■ **Consegna A**: Nel testo sul tornado nel vimercatese, chi era Laura Galbusera il 7 luglio 2001?
■ **Consegna B**: Continua il testo sul tornado nel vimercatese a partire dalla sua ultima frase.

■ **Estratto del documento**:
________________________

Arcore-Concorezzo – La furia che non ti aspetti, perché sai che se il cielo si arruffa d’estate, allora sarà temporale: e sarà vento, che fa luccicare il dorso delle foglie sugli alberi, e pioggia e magari grandine. Ma questo è altro. Terribile, improvviso, tragico: una fitta fila di aggettivi girano nel vortice del più devastante tornado a ferire il vimercatese a memoria d’uomo. Girano insieme ai respiri sospesi dallo spavento, diventati oggi un ricordo lungo dieci anni. Restano, insieme agli aggettivi, i nomi: quelli dei paesi sul passo distruttore della tromba d’aria e dei testimoni – alcuni drammaticamente diretti – di quella mezz’ora in cui il cielo sembrava voler risucchiare la terra. E poi le immagini, come le fotografie ingrandite e appese all’ingresso dell’ufficio di polizia locale di Usmate Velate, in cui non si distingue la trama lineare dei capannoni della zona industriale. Come una parentesi aperta e chiusa sul caos.
Era il 7 luglio del 2001. Giornata d’estate fin quasi alla noia: il cielo grigiastro, la cappa d’afa e a guardare in alto qualche squarcio di azzurro. Solo che da qualche giorno arrivano dall’Europa le notizie di una brutta ondata di maltempo, la stessa che infila, verso l’ora di pranzo, la sua aria fredda sotto il coperchio dei trenta gradi brianzoli. Dieci anni dopo, gli occhi che allora furono tra i più vicini al tornado guardano avanti e la voce di Laura Galbusera – che il 7 luglio 2001 era una studentessa universitaria di 23 anni – racconta: «Non ci si pensa più. È chiaro che quel che è stato ci sarà sempre, ma ora voglio vivere ogni giorno con questa grande gioia».

________________________

■ **Dati**:
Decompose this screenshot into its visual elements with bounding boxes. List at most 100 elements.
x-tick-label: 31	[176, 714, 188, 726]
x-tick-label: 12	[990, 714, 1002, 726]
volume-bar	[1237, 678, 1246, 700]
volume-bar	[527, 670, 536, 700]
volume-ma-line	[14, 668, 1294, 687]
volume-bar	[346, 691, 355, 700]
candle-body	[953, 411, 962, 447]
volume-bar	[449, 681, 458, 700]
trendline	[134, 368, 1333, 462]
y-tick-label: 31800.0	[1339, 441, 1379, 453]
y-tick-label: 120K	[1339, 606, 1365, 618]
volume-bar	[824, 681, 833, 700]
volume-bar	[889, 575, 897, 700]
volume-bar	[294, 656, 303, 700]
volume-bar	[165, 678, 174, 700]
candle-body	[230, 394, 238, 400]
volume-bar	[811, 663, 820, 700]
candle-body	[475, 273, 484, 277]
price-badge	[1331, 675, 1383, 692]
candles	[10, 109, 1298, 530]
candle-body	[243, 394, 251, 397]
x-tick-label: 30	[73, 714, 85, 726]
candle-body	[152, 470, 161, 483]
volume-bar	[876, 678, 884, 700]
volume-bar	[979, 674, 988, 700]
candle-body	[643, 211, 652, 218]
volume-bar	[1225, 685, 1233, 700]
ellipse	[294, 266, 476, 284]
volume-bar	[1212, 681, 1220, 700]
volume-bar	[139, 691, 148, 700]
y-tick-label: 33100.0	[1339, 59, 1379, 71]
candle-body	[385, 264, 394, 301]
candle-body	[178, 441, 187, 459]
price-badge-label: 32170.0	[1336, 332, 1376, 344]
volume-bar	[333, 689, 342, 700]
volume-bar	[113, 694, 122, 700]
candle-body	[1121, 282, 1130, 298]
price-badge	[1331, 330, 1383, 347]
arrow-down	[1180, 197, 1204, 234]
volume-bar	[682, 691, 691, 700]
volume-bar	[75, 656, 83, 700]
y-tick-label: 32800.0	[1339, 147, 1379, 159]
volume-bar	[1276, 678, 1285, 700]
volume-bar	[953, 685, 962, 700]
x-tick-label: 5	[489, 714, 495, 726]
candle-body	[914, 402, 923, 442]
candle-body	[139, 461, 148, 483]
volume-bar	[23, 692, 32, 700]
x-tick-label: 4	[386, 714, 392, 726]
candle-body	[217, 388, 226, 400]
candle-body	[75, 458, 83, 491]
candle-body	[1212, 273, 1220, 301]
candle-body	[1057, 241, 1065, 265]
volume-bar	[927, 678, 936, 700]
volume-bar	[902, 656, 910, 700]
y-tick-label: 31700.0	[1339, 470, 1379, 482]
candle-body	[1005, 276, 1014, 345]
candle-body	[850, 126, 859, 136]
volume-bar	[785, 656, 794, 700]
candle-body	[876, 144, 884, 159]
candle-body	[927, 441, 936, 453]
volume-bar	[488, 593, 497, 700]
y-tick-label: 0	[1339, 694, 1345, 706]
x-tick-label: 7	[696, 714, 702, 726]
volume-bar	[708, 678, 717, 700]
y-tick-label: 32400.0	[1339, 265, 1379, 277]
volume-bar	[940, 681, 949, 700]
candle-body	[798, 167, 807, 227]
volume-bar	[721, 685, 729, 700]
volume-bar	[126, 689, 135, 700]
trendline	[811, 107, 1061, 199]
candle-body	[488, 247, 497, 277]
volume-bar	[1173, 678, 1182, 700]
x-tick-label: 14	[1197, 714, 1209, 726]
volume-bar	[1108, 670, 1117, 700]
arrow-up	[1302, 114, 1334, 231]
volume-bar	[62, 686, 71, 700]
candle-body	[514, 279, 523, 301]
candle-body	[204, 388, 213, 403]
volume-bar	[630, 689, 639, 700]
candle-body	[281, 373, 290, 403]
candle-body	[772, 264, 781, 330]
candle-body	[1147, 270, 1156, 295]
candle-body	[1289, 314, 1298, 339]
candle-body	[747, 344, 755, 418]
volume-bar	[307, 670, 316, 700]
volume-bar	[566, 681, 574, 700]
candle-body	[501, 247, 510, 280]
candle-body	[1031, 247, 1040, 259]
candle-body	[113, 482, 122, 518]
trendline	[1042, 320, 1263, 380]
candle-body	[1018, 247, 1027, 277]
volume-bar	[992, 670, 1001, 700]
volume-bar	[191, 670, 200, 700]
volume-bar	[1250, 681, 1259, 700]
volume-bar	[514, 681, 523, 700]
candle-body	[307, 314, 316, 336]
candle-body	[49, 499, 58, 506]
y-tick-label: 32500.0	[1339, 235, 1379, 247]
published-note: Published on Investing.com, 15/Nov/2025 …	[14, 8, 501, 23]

________________________

■ **Risposta A**: Una studentessa universitaria di 23 anni.

■ **Risposta B**:
Lo dice mentre il silenzio al telefono è rotto dal pianto di un bambino. «È nato lo scorso 12 aprile. Il prossimo luglio festeggerò due anni di matrimonio con Marco, che è mio marito e allora era il mio ragazzo. Devo dirgli grazie, per il suo grande appoggio, perché senza, non so come avrei fatto. Tutto si è sistemato benissimo, ma è stata dura». Quella mattina del luglio 2001, Laura Galbusera era alla guida della sua auto, quando la tromba d’aria l’ha investita e sbalzata fuori strada. «È stata molto dura. Mi ha colpito il viso – racconta – ed era davvero difficile guardarmi allo specchio. Poi gli interventi, faticosi e dolorosi». Se si ricorda qualcosa, di quegli istanti: «Nulla. O meglio, quello che mi è stato raccontato dagli altri e da chi mi ha soccorso. Ho perso conoscenza e mi sono risvegliata dieci giorni dopo in ospedale, anche se già sognavo di esserci».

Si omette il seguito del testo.